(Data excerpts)
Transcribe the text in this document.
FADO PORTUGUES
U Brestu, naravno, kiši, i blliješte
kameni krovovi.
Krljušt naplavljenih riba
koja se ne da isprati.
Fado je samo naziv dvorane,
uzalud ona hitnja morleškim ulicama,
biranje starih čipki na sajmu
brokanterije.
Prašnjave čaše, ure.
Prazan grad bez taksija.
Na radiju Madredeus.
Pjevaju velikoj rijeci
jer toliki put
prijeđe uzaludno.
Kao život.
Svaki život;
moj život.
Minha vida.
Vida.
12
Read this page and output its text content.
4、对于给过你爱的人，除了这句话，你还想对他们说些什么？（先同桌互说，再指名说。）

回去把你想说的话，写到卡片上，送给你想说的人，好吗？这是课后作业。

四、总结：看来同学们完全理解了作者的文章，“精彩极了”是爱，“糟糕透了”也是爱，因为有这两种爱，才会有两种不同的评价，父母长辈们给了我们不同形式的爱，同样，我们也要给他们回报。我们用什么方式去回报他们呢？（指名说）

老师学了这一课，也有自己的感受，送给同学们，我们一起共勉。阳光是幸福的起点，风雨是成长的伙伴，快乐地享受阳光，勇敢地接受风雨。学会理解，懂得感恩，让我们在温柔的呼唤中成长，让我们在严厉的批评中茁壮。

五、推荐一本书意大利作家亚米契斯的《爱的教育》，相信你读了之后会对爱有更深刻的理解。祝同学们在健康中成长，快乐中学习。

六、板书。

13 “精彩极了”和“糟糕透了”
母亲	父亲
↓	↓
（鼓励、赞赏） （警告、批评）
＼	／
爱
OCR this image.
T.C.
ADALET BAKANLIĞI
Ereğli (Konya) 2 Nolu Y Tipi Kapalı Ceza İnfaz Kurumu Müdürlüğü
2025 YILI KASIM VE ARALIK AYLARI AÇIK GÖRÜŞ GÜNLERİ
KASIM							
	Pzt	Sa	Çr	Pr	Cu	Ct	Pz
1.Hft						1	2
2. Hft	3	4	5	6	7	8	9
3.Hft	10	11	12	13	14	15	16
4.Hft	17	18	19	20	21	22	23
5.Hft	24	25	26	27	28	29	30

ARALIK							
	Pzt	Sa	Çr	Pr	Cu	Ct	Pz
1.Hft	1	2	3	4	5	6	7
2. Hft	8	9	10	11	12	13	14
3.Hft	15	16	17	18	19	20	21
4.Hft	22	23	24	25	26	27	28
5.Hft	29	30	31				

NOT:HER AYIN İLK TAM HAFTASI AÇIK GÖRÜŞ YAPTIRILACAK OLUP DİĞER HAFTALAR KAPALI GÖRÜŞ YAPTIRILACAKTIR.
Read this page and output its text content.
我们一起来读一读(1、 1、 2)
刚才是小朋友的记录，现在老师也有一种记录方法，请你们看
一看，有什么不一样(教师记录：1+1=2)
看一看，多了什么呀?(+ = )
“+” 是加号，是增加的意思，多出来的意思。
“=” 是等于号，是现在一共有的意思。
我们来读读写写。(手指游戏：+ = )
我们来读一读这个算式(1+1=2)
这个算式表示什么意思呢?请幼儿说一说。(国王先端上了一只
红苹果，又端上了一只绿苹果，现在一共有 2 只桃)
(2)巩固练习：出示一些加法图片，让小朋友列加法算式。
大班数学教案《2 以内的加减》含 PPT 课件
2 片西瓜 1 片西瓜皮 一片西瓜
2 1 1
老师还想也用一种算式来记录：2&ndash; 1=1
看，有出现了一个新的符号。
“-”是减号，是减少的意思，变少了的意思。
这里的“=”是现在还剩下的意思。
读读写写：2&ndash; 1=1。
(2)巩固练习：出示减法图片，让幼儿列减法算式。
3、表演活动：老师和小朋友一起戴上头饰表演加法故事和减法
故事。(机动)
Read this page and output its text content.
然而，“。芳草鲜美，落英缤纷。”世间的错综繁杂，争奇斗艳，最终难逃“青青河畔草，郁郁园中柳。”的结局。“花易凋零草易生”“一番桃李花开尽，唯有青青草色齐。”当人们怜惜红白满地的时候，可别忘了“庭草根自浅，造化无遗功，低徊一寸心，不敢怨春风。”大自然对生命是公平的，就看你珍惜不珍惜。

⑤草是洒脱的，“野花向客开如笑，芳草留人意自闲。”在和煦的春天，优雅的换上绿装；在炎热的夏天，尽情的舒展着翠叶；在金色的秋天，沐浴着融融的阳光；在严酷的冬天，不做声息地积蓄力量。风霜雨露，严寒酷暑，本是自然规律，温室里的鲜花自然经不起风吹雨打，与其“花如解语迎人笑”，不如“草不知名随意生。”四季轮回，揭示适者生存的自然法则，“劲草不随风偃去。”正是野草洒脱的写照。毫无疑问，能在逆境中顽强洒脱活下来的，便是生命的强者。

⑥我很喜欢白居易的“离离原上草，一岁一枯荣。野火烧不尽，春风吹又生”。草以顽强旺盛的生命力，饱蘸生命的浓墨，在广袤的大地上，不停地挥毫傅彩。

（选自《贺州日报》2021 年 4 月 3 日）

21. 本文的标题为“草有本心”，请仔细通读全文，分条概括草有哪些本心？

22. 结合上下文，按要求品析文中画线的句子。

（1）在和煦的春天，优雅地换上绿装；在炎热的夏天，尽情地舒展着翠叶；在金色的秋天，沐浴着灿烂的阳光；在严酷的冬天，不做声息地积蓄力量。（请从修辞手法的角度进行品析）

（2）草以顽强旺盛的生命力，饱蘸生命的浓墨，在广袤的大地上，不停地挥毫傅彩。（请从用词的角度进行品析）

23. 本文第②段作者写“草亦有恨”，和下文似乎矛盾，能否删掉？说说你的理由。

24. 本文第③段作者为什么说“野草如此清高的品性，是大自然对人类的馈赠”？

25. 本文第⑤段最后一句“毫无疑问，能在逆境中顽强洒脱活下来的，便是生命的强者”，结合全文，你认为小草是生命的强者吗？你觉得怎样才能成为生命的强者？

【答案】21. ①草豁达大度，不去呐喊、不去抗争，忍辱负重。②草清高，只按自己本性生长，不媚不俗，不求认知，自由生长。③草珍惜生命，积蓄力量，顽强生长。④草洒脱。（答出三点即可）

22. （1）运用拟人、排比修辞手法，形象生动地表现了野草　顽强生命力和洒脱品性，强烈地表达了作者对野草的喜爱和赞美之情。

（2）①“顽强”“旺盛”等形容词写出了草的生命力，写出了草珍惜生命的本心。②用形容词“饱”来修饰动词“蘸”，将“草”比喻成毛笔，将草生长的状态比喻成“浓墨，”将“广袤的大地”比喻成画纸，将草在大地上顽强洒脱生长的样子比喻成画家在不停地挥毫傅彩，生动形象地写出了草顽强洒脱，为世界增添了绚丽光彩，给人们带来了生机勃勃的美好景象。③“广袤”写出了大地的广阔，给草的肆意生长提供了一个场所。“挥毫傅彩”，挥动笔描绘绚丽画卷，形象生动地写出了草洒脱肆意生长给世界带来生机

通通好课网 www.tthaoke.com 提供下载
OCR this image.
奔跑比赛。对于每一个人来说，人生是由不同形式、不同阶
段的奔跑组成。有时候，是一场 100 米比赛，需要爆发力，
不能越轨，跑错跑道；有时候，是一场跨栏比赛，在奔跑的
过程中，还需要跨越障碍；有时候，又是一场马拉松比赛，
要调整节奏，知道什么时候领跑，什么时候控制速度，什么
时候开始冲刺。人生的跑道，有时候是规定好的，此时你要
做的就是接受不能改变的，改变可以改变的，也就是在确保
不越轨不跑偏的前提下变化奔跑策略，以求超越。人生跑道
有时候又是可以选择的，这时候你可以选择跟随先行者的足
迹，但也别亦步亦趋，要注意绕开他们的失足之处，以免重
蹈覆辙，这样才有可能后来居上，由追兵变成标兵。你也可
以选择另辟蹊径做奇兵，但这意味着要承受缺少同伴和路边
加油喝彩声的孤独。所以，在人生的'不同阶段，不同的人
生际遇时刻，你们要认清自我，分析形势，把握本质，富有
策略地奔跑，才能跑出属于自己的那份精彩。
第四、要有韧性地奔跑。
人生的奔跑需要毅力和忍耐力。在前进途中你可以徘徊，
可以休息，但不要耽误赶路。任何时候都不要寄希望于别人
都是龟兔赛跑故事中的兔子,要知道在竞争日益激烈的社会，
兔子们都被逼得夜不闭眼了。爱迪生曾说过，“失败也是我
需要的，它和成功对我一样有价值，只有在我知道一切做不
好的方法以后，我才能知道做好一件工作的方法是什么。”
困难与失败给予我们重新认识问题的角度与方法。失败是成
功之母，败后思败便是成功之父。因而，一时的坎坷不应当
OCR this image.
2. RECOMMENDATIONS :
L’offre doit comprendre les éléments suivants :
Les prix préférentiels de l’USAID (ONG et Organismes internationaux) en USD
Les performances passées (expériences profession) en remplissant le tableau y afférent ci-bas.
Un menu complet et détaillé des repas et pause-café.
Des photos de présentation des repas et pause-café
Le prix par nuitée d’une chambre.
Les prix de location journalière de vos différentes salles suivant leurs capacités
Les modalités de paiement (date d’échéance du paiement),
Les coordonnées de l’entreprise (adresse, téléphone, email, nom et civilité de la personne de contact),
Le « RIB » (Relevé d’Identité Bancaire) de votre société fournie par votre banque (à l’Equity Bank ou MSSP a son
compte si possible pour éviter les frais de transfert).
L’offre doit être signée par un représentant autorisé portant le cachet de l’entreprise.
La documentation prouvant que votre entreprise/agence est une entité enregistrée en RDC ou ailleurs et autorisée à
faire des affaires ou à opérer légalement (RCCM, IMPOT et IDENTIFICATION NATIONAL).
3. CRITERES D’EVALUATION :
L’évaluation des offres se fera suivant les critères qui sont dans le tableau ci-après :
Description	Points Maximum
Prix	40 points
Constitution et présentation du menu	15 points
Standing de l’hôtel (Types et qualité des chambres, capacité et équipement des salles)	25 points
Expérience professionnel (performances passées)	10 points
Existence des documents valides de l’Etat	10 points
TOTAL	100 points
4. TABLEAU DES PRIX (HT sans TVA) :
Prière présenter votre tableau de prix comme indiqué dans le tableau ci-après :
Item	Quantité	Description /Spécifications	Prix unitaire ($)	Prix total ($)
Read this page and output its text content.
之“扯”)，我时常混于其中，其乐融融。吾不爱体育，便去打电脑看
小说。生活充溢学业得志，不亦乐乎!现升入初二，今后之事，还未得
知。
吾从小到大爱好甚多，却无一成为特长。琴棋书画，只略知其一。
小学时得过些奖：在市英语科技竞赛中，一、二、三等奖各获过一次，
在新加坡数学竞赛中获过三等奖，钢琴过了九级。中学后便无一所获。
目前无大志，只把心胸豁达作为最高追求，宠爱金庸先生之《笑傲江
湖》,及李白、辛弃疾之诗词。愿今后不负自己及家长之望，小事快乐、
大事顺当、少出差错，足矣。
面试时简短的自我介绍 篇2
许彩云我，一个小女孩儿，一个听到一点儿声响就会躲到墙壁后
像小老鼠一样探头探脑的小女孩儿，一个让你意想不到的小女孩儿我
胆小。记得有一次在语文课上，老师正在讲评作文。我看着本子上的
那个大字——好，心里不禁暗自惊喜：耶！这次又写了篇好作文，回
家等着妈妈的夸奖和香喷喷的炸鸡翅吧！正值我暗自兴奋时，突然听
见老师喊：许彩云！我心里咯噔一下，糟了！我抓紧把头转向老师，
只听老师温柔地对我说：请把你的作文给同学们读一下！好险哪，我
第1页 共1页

__Stated problem__: Scan the entries above for the word "在严酷的冬天" and collect each line holding it.

__Final answer__:
⑤草是洒脱的，“野花向客开如笑，芳草留人意自闲。”在和煦的春天，优雅的换上绿装；在炎热的夏天，尽情的舒展着翠叶；在金色的秋天，沐浴着融融的阳光；在严酷的冬天，不做声息地积蓄力量。风霜雨露，严寒酷暑，本是自然规律，温室里的鲜花自然经不起风吹雨打，与其“花如解语迎人笑”，不如“草不知名随意生。”四季轮回，揭示适者生存的自然法则，“劲草不随风偃去。”正是野草洒脱的写照。毫无疑问，能在逆境中顽强洒脱活下来的，便是生命的强者。
（1）在和煦的春天，优雅地换上绿装；在炎热的夏天，尽情地舒展着翠叶；在金色的秋天，沐浴着灿烂的阳光；在严酷的冬天，不做声息地积蓄力量。（请从修辞手法的角度进行品析）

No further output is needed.